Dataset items
.....

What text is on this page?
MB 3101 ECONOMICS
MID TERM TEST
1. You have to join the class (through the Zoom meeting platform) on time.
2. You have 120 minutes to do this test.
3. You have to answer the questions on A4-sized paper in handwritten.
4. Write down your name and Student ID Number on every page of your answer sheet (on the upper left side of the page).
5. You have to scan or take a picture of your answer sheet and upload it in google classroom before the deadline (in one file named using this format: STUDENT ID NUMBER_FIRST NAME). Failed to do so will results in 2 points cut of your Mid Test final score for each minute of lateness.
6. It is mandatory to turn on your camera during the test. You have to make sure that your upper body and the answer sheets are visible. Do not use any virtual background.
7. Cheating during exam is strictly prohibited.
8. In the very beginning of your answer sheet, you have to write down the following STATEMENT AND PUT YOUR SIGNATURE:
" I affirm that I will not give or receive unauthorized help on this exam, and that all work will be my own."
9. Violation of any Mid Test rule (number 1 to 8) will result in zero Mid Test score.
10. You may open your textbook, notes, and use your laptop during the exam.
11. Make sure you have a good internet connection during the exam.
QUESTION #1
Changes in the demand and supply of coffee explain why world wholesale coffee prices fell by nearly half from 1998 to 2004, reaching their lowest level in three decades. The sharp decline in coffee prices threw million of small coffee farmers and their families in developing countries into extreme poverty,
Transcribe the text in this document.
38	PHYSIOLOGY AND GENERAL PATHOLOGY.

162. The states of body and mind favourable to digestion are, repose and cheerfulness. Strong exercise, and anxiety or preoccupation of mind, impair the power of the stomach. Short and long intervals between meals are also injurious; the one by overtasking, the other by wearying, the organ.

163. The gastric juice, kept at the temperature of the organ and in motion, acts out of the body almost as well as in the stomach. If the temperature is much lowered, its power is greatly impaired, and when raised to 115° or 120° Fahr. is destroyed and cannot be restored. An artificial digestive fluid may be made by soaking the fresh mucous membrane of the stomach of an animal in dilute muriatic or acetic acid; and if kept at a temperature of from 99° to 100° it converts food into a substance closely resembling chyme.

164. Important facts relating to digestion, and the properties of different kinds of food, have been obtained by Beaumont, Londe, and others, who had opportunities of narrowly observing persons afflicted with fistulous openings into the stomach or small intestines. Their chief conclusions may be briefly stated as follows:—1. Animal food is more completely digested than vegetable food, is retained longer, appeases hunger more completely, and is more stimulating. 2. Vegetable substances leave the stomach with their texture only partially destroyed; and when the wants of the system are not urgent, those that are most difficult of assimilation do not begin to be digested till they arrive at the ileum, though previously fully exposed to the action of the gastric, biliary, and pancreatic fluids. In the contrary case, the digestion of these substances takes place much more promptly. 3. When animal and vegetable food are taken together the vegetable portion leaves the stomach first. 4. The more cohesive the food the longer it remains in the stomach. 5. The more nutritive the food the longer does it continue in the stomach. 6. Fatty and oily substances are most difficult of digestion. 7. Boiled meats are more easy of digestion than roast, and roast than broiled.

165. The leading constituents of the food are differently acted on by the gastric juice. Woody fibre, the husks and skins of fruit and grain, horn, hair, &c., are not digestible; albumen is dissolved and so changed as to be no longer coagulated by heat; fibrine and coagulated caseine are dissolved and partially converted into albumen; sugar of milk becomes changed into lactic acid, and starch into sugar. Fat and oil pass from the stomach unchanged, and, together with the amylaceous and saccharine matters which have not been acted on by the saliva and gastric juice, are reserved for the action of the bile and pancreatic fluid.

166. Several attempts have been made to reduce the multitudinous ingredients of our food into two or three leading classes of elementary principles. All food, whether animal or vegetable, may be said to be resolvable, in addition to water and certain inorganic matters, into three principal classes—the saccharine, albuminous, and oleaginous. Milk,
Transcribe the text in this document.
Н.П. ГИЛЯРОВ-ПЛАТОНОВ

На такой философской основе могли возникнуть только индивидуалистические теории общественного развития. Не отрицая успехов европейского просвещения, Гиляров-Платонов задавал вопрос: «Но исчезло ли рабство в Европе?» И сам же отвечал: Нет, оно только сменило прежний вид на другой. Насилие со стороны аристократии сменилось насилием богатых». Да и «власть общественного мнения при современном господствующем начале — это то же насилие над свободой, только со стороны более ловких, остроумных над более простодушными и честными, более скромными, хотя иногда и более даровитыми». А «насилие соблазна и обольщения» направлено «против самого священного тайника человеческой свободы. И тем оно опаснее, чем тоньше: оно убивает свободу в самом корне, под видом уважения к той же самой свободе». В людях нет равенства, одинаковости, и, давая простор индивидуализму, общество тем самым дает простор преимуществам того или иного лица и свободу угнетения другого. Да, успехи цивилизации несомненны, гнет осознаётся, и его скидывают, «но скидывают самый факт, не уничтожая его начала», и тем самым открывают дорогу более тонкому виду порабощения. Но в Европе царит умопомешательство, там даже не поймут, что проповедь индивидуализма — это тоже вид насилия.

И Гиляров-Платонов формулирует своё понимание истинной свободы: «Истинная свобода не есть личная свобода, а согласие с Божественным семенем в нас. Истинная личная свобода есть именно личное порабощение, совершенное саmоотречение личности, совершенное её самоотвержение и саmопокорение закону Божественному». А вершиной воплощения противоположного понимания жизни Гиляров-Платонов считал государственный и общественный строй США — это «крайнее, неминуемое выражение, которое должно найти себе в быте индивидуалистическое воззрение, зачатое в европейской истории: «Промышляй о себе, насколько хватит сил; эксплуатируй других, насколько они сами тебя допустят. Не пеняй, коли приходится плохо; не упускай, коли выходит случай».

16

.....

#### Goal of the exercise:
Reproduce the entire listing word for word.

#### Output for this task:
What text is on this page?
MB 3101 ECONOMICS
MID TERM TEST
1. You have to join the class (through the Zoom meeting platform) on time.
2. You have 120 minutes to do this test.
3. You have to answer the questions on A4-sized paper in handwritten.
4. Write down your name and Student ID Number on every page of your answer sheet (on the upper left side of the page).
5. You have to scan or take a picture of your answer sheet and upload it in google classroom before the deadline (in one file named using this format: STUDENT ID NUMBER_FIRST NAME). Failed to do so will results in 2 points cut of your Mid Test final score for each minute of lateness.
6. It is mandatory to turn on your camera during the test. You have to make sure that your upper body and the answer sheets are visible. Do not use any virtual background.
7. Cheating during exam is strictly prohibited.
8. In the very beginning of your answer sheet, you have to write down the following STATEMENT AND PUT YOUR SIGNATURE:
" I affirm that I will not give or receive unauthorized help on this exam, and that all work will be my own."
9. Violation of any Mid Test rule (number 1 to 8) will result in zero Mid Test score.
10. You may open your textbook, notes, and use your laptop during the exam.
11. Make sure you have a good internet connection during the exam.
QUESTION #1
Changes in the demand and supply of coffee explain why world wholesale coffee prices fell by nearly half from 1998 to 2004, reaching their lowest level in three decades. The sharp decline in coffee prices threw million of small coffee farmers and their families in developing countries into extreme poverty,
Transcribe the text in this document.
38	PHYSIOLOGY AND GENERAL PATHOLOGY.

162. The states of body and mind favourable to digestion are, repose and cheerfulness. Strong exercise, and anxiety or preoccupation of mind, impair the power of the stomach. Short and long intervals between meals are also injurious; the one by overtasking, the other by wearying, the organ.

163. The gastric juice, kept at the temperature of the organ and in motion, acts out of the body almost as well as in the stomach. If the temperature is much lowered, its power is greatly impaired, and when raised to 115° or 120° Fahr. is destroyed and cannot be restored. An artificial digestive fluid may be made by soaking the fresh mucous membrane of the stomach of an animal in dilute muriatic or acetic acid; and if kept at a temperature of from 99° to 100° it converts food into a substance closely resembling chyme.

164. Important facts relating to digestion, and the properties of different kinds of food, have been obtained by Beaumont, Londe, and others, who had opportunities of narrowly observing persons afflicted with fistulous openings into the stomach or small intestines. Their chief conclusions may be briefly stated as follows:—1. Animal food is more completely digested than vegetable food, is retained longer, appeases hunger more completely, and is more stimulating. 2. Vegetable substances leave the stomach with their texture only partially destroyed; and when the wants of the system are not urgent, those that are most difficult of assimilation do not begin to be digested till they arrive at the ileum, though previously fully exposed to the action of the gastric, biliary, and pancreatic fluids. In the contrary case, the digestion of these substances takes place much more promptly. 3. When animal and vegetable food are taken together the vegetable portion leaves the stomach first. 4. The more cohesive the food the longer it remains in the stomach. 5. The more nutritive the food the longer does it continue in the stomach. 6. Fatty and oily substances are most difficult of digestion. 7. Boiled meats are more easy of digestion than roast, and roast than broiled.

165. The leading constituents of the food are differently acted on by the gastric juice. Woody fibre, the husks and skins of fruit and grain, horn, hair, &c., are not digestible; albumen is dissolved and so changed as to be no longer coagulated by heat; fibrine and coagulated caseine are dissolved and partially converted into albumen; sugar of milk becomes changed into lactic acid, and starch into sugar. Fat and oil pass from the stomach unchanged, and, together with the amylaceous and saccharine matters which have not been acted on by the saliva and gastric juice, are reserved for the action of the bile and pancreatic fluid.

166. Several attempts have been made to reduce the multitudinous ingredients of our food into two or three leading classes of elementary principles. All food, whether animal or vegetable, may be said to be resolvable, in addition to water and certain inorganic matters, into three principal classes—the saccharine, albuminous, and oleaginous. Milk,
Transcribe the text in this document.
Н.П. ГИЛЯРОВ-ПЛАТОНОВ

На такой философской основе могли возникнуть только индивидуалистические теории общественного развития. Не отрицая успехов европейского просвещения, Гиляров-Платонов задавал вопрос: «Но исчезло ли рабство в Европе?» И сам же отвечал: Нет, оно только сменило прежний вид на другой. Насилие со стороны аристократии сменилось насилием богатых». Да и «власть общественного мнения при современном господствующем начале — это то же насилие над свободой, только со стороны более ловких, остроумных над более простодушными и честными, более скромными, хотя иногда и более даровитыми». А «насилие соблазна и обольщения» направлено «против самого священного тайника человеческой свободы. И тем оно опаснее, чем тоньше: оно убивает свободу в самом корне, под видом уважения к той же самой свободе». В людях нет равенства, одинаковости, и, давая простор индивидуализму, общество тем самым дает простор преимуществам того или иного лица и свободу угнетения другого. Да, успехи цивилизации несомненны, гнет осознаётся, и его скидывают, «но скидывают самый факт, не уничтожая его начала», и тем самым открывают дорогу более тонкому виду порабощения. Но в Европе царит умопомешательство, там даже не поймут, что проповедь индивидуализма — это тоже вид насилия.

И Гиляров-Платонов формулирует своё понимание истинной свободы: «Истинная свобода не есть личная свобода, а согласие с Божественным семенем в нас. Истинная личная свобода есть именно личное порабощение, совершенное саmоотречение личности, совершенное её самоотвержение и саmопокорение закону Божественному». А вершиной воплощения противоположного понимания жизни Гиляров-Платонов считал государственный и общественный строй США — это «крайнее, неминуемое выражение, которое должно найти себе в быте индивидуалистическое воззрение, зачатое в европейской истории: «Промышляй о себе, насколько хватит сил; эксплуатируй других, насколько они сами тебя допустят. Не пеняй, коли приходится плохо; не упускай, коли выходит случай».

16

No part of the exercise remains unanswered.